## Extracted data entries
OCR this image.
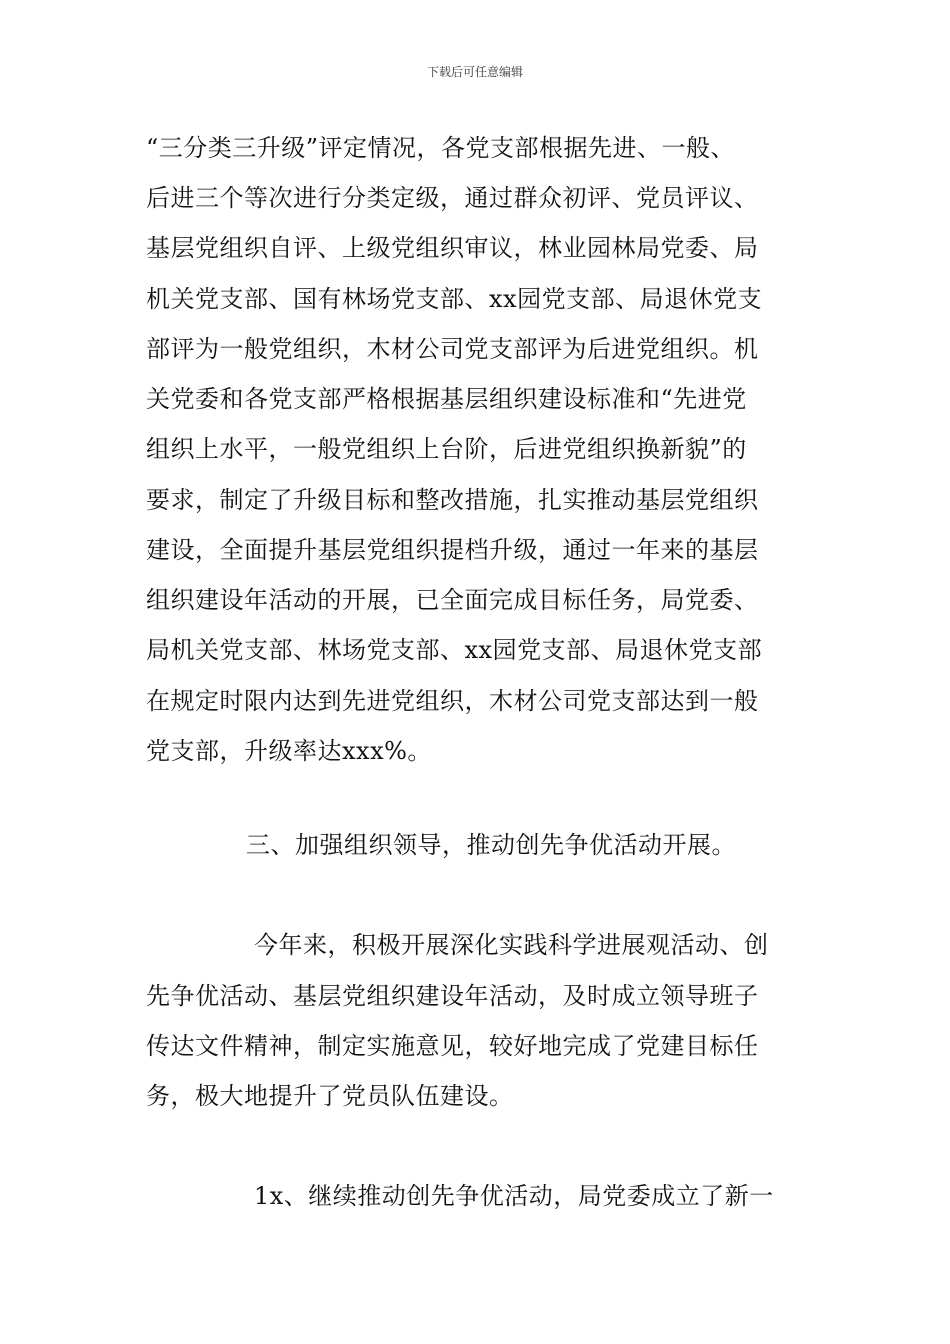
下载后可任意编辑
“三分类三升级”评定情况，各党支部根据先进、一般、
后进三个等次进行分类定级，通过群众初评、党员评议、
基层党组织自评、上级党组织审议，林业园林局党委、局
机关党支部、国有林场党支部、xx园党支部、局退休党支
部评为一般党组织，木材公司党支部评为后进党组织。机
关党委和各党支部严格根据基层组织建设标准和“先进党
组织上水平，一般党组织上台阶，后进党组织换新貌”的
要求，制定了升级目标和整改措施，扎实推动基层党组织
建设，全面提升基层党组织提档升级，通过一年来的基层
组织建设年活动的开展，已全面完成目标任务，局党委、
局机关党支部、林场党支部、xx园党支部、局退休党支部
在规定时限内达到先进党组织，木材公司党支部达到一般
党支部，升级率达xxx%。
三、加强组织领导，推动创先争优活动开展。
今年来，积极开展深化实践科学进展观活动、创
先争优活动、基层党组织建设年活动，及时成立领导班子
传达文件精神，制定实施意见，较好地完成了党建目标任
务，极大地提升了党员队伍建设。
1x、继续推动创先争优活动，局党委成立了新一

## What this task involves
Pick each line holding the word "xx园党支部" out of the listing.

## Exercise output
机关党支部、国有林场党支部、xx园党支部、局退休党支
局机关党支部、林场党支部、xx园党支部、局退休党支部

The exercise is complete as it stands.